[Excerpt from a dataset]
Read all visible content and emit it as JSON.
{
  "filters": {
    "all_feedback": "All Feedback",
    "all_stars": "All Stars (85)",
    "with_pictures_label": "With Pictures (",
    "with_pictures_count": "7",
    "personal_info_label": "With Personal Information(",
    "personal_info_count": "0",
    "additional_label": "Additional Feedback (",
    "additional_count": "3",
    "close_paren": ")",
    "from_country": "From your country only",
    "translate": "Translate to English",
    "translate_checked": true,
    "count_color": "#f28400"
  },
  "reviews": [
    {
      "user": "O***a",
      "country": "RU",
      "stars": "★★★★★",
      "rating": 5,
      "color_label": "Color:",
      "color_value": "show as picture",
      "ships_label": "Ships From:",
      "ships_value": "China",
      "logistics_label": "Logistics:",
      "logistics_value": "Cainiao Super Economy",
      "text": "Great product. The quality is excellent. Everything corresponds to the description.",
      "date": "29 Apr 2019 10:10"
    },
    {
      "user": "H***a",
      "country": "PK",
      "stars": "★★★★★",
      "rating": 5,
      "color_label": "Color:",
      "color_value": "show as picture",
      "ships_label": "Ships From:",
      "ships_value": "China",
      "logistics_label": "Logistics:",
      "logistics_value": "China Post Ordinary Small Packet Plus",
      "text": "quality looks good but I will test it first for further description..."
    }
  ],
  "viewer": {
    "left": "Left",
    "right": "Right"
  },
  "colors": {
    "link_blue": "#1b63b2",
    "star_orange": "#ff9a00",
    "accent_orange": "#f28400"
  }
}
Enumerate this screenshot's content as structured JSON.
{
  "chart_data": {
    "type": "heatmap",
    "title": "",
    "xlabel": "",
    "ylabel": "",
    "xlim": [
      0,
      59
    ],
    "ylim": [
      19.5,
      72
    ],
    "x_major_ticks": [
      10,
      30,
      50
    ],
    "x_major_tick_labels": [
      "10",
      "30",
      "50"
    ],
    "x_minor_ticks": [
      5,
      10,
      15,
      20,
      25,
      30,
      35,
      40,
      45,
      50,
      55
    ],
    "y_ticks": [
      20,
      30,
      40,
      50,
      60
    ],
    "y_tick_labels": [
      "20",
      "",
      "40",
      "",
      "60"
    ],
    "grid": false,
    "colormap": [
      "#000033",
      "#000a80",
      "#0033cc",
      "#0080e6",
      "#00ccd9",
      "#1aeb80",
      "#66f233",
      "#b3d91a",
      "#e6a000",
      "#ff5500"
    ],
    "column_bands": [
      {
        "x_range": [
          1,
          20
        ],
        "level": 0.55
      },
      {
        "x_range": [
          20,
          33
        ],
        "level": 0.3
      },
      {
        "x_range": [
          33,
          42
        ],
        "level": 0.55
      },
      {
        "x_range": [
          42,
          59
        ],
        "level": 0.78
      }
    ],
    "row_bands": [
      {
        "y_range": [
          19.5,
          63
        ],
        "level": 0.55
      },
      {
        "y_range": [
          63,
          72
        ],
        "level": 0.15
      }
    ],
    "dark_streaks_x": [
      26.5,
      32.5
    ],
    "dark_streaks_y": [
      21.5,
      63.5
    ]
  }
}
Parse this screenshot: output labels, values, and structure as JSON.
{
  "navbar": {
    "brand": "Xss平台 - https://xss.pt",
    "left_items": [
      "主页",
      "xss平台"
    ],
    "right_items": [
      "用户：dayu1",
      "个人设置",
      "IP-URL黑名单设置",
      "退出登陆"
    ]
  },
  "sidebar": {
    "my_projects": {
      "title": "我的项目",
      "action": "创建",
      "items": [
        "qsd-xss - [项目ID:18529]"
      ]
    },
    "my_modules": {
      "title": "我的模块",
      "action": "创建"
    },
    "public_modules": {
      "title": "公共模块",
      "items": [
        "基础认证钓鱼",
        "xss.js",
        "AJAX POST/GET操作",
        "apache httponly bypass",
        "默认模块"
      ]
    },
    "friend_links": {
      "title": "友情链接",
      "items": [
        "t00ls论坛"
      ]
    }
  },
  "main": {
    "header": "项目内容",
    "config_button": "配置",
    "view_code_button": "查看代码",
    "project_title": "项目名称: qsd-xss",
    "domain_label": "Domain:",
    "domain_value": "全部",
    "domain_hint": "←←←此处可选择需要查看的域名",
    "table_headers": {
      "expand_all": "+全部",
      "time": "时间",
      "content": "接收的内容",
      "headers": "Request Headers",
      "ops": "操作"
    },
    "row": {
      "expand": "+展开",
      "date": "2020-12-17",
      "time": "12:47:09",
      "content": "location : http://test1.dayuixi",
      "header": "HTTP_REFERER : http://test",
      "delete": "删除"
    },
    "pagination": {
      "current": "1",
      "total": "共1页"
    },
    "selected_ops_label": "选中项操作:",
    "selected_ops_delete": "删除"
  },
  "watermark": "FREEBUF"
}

- Work required: Repeat every entry exactly as written above.

- Complete response:
Read all visible content and emit it as JSON.
{
  "filters": {
    "all_feedback": "All Feedback",
    "all_stars": "All Stars (85)",
    "with_pictures_label": "With Pictures (",
    "with_pictures_count": "7",
    "personal_info_label": "With Personal Information(",
    "personal_info_count": "0",
    "additional_label": "Additional Feedback (",
    "additional_count": "3",
    "close_paren": ")",
    "from_country": "From your country only",
    "translate": "Translate to English",
    "translate_checked": true,
    "count_color": "#f28400"
  },
  "reviews": [
    {
      "user": "O***a",
      "country": "RU",
      "stars": "★★★★★",
      "rating": 5,
      "color_label": "Color:",
      "color_value": "show as picture",
      "ships_label": "Ships From:",
      "ships_value": "China",
      "logistics_label": "Logistics:",
      "logistics_value": "Cainiao Super Economy",
      "text": "Great product. The quality is excellent. Everything corresponds to the description.",
      "date": "29 Apr 2019 10:10"
    },
    {
      "user": "H***a",
      "country": "PK",
      "stars": "★★★★★",
      "rating": 5,
      "color_label": "Color:",
      "color_value": "show as picture",
      "ships_label": "Ships From:",
      "ships_value": "China",
      "logistics_label": "Logistics:",
      "logistics_value": "China Post Ordinary Small Packet Plus",
      "text": "quality looks good but I will test it first for further description..."
    }
  ],
  "viewer": {
    "left": "Left",
    "right": "Right"
  },
  "colors": {
    "link_blue": "#1b63b2",
    "star_orange": "#ff9a00",
    "accent_orange": "#f28400"
  }
}
Enumerate this screenshot's content as structured JSON.
{
  "chart_data": {
    "type": "heatmap",
    "title": "",
    "xlabel": "",
    "ylabel": "",
    "xlim": [
      0,
      59
    ],
    "ylim": [
      19.5,
      72
    ],
    "x_major_ticks": [
      10,
      30,
      50
    ],
    "x_major_tick_labels": [
      "10",
      "30",
      "50"
    ],
    "x_minor_ticks": [
      5,
      10,
      15,
      20,
      25,
      30,
      35,
      40,
      45,
      50,
      55
    ],
    "y_ticks": [
      20,
      30,
      40,
      50,
      60
    ],
    "y_tick_labels": [
      "20",
      "",
      "40",
      "",
      "60"
    ],
    "grid": false,
    "colormap": [
      "#000033",
      "#000a80",
      "#0033cc",
      "#0080e6",
      "#00ccd9",
      "#1aeb80",
      "#66f233",
      "#b3d91a",
      "#e6a000",
      "#ff5500"
    ],
    "column_bands": [
      {
        "x_range": [
          1,
          20
        ],
        "level": 0.55
      },
      {
        "x_range": [
          20,
          33
        ],
        "level": 0.3
      },
      {
        "x_range": [
          33,
          42
        ],
        "level": 0.55
      },
      {
        "x_range": [
          42,
          59
        ],
        "level": 0.78
      }
    ],
    "row_bands": [
      {
        "y_range": [
          19.5,
          63
        ],
        "level": 0.55
      },
      {
        "y_range": [
          63,
          72
        ],
        "level": 0.15
      }
    ],
    "dark_streaks_x": [
      26.5,
      32.5
    ],
    "dark_streaks_y": [
      21.5,
      63.5
    ]
  }
}
Parse this screenshot: output labels, values, and structure as JSON.
{
  "navbar": {
    "brand": "Xss平台 - https://xss.pt",
    "left_items": [
      "主页",
      "xss平台"
    ],
    "right_items": [
      "用户：dayu1",
      "个人设置",
      "IP-URL黑名单设置",
      "退出登陆"
    ]
  },
  "sidebar": {
    "my_projects": {
      "title": "我的项目",
      "action": "创建",
      "items": [
        "qsd-xss - [项目ID:18529]"
      ]
    },
    "my_modules": {
      "title": "我的模块",
      "action": "创建"
    },
    "public_modules": {
      "title": "公共模块",
      "items": [
        "基础认证钓鱼",
        "xss.js",
        "AJAX POST/GET操作",
        "apache httponly bypass",
        "默认模块"
      ]
    },
    "friend_links": {
      "title": "友情链接",
      "items": [
        "t00ls论坛"
      ]
    }
  },
  "main": {
    "header": "项目内容",
    "config_button": "配置",
    "view_code_button": "查看代码",
    "project_title": "项目名称: qsd-xss",
    "domain_label": "Domain:",
    "domain_value": "全部",
    "domain_hint": "←←←此处可选择需要查看的域名",
    "table_headers": {
      "expand_all": "+全部",
      "time": "时间",
      "content": "接收的内容",
      "headers": "Request Headers",
      "ops": "操作"
    },
    "row": {
      "expand": "+展开",
      "date": "2020-12-17",
      "time": "12:47:09",
      "content": "location : http://test1.dayuixi",
      "header": "HTTP_REFERER : http://test",
      "delete": "删除"
    },
    "pagination": {
      "current": "1",
      "total": "共1页"
    },
    "selected_ops_label": "选中项操作:",
    "selected_ops_delete": "删除"
  },
  "watermark": "FREEBUF"
}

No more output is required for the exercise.